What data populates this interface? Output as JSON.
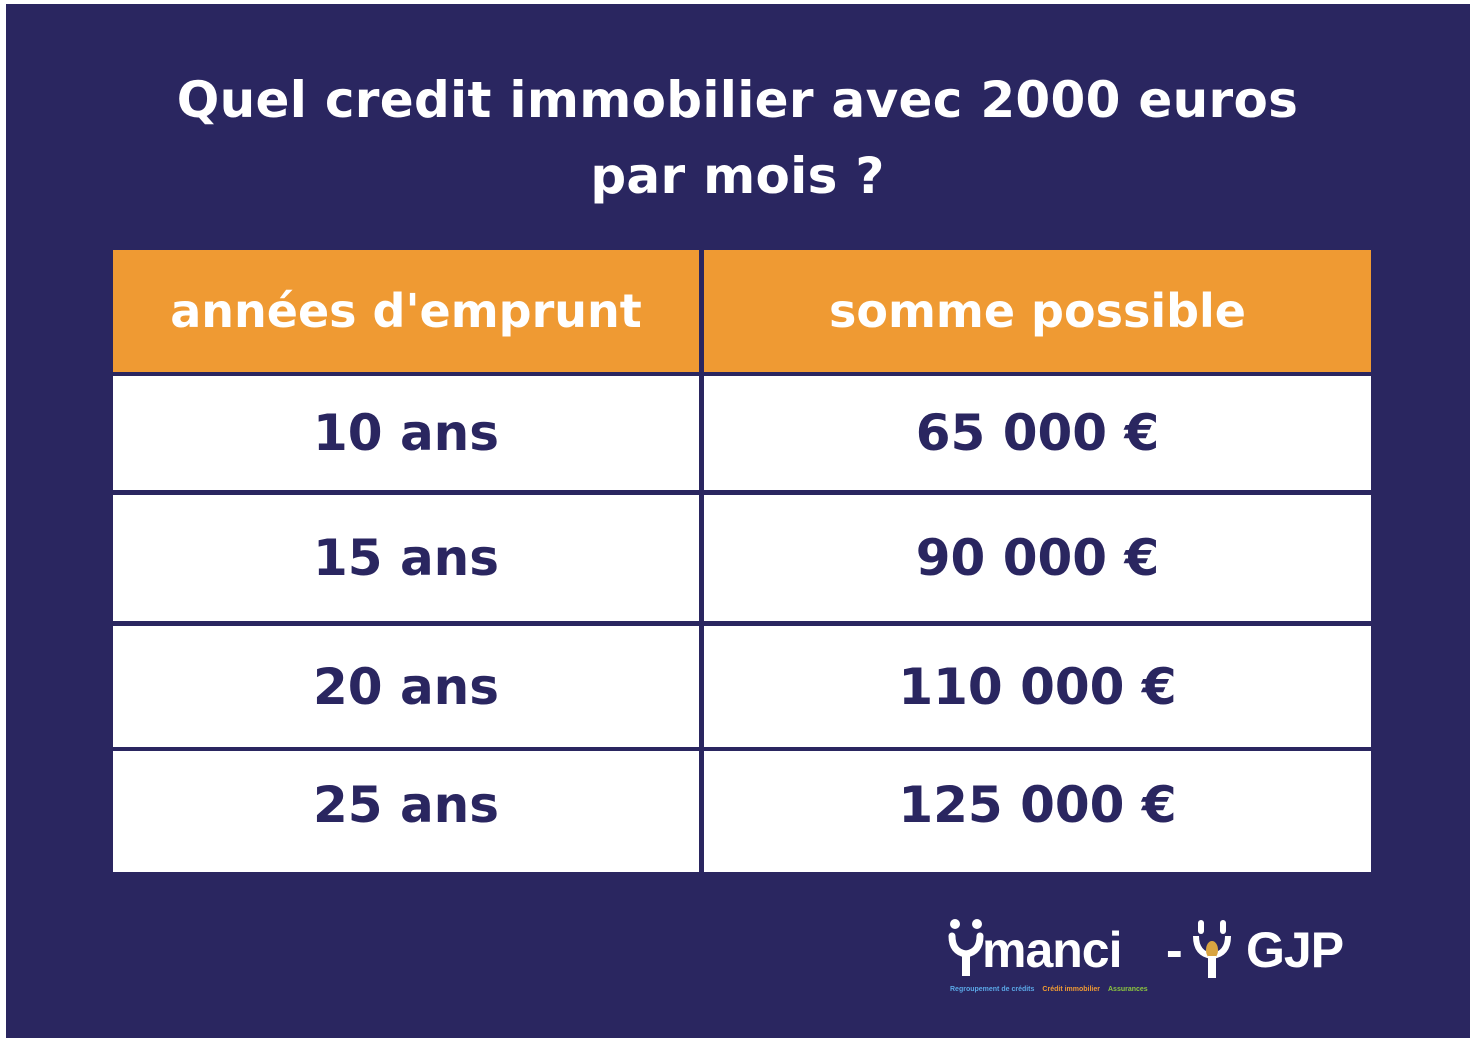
{
  "title": {
    "line1": "Quel credit immobilier avec 2000 euros",
    "line2": "par mois ?"
  },
  "table": {
    "headers": [
      "années d'emprunt",
      "somme possible"
    ],
    "rows": [
      [
        "10 ans",
        "65 000 €"
      ],
      [
        "15 ans",
        "90 000 €"
      ],
      [
        "20 ans",
        "110 000 €"
      ],
      [
        "25 ans",
        "125 000 €"
      ]
    ]
  },
  "logo": {
    "ymanci": "manci",
    "dash": "-",
    "gjp": "GJP",
    "tag_regroupement": "Regroupement de crédits",
    "tag_credit": "Crédit immobilier",
    "tag_assurances": "Assurances"
  },
  "colors": {
    "background": "#2a2660",
    "header": "#ef9a33",
    "text_dark": "#2a2660",
    "white": "#ffffff"
  }
}
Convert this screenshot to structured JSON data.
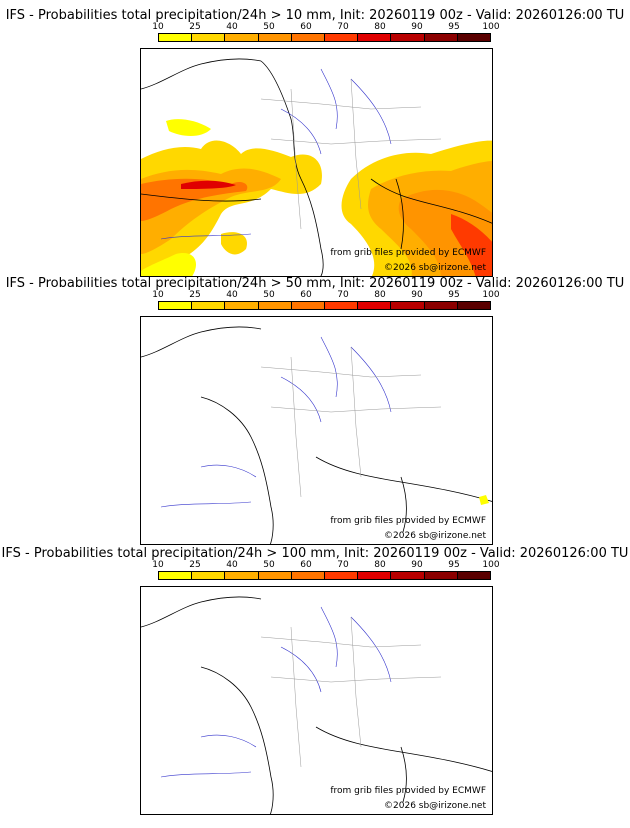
{
  "colors": [
    "#ffff00",
    "#ffd800",
    "#ffae00",
    "#ff9400",
    "#ff7400",
    "#ff3a00",
    "#e00000",
    "#b80000",
    "#8b0000",
    "#5a0000"
  ],
  "ticks": [
    "10",
    "25",
    "40",
    "50",
    "60",
    "70",
    "80",
    "90",
    "95",
    "100"
  ],
  "credit_ecmwf": "from grib files provided by ECMWF",
  "credit_site": "©2026 sb@irizone.net",
  "panels": [
    {
      "title": "IFS - Probabilities total precipitation/24h > 10 mm, Init: 20260119 00z - Valid: 20260126:00 TU"
    },
    {
      "title": "IFS - Probabilities total precipitation/24h > 50 mm, Init: 20260119 00z - Valid: 20260126:00 TU"
    },
    {
      "title": "IFS - Probabilities total precipitation/24h > 100 mm, Init: 20260119 00z - Valid: 20260126:00 TU"
    }
  ]
}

(Task to carry out) All of the entries need to be transcribed word for word; pictures are left out.

(Task result)
What data populates this interface? Output as JSON.
{
  "title": {
    "line1": "Quel credit immobilier avec 2000 euros",
    "line2": "par mois ?"
  },
  "table": {
    "headers": [
      "années d'emprunt",
      "somme possible"
    ],
    "rows": [
      [
        "10 ans",
        "65 000 €"
      ],
      [
        "15 ans",
        "90 000 €"
      ],
      [
        "20 ans",
        "110 000 €"
      ],
      [
        "25 ans",
        "125 000 €"
      ]
    ]
  },
  "logo": {
    "ymanci": "manci",
    "dash": "-",
    "gjp": "GJP",
    "tag_regroupement": "Regroupement de crédits",
    "tag_credit": "Crédit immobilier",
    "tag_assurances": "Assurances"
  },
  "colors": {
    "background": "#2a2660",
    "header": "#ef9a33",
    "text_dark": "#2a2660",
    "white": "#ffffff"
  }
}
Convert this screenshot to structured JSON data.
{
  "colors": [
    "#ffff00",
    "#ffd800",
    "#ffae00",
    "#ff9400",
    "#ff7400",
    "#ff3a00",
    "#e00000",
    "#b80000",
    "#8b0000",
    "#5a0000"
  ],
  "ticks": [
    "10",
    "25",
    "40",
    "50",
    "60",
    "70",
    "80",
    "90",
    "95",
    "100"
  ],
  "credit_ecmwf": "from grib files provided by ECMWF",
  "credit_site": "©2026 sb@irizone.net",
  "panels": [
    {
      "title": "IFS - Probabilities total precipitation/24h > 10 mm, Init: 20260119 00z - Valid: 20260126:00 TU"
    },
    {
      "title": "IFS - Probabilities total precipitation/24h > 50 mm, Init: 20260119 00z - Valid: 20260126:00 TU"
    },
    {
      "title": "IFS - Probabilities total precipitation/24h > 100 mm, Init: 20260119 00z - Valid: 20260126:00 TU"
    }
  ]
}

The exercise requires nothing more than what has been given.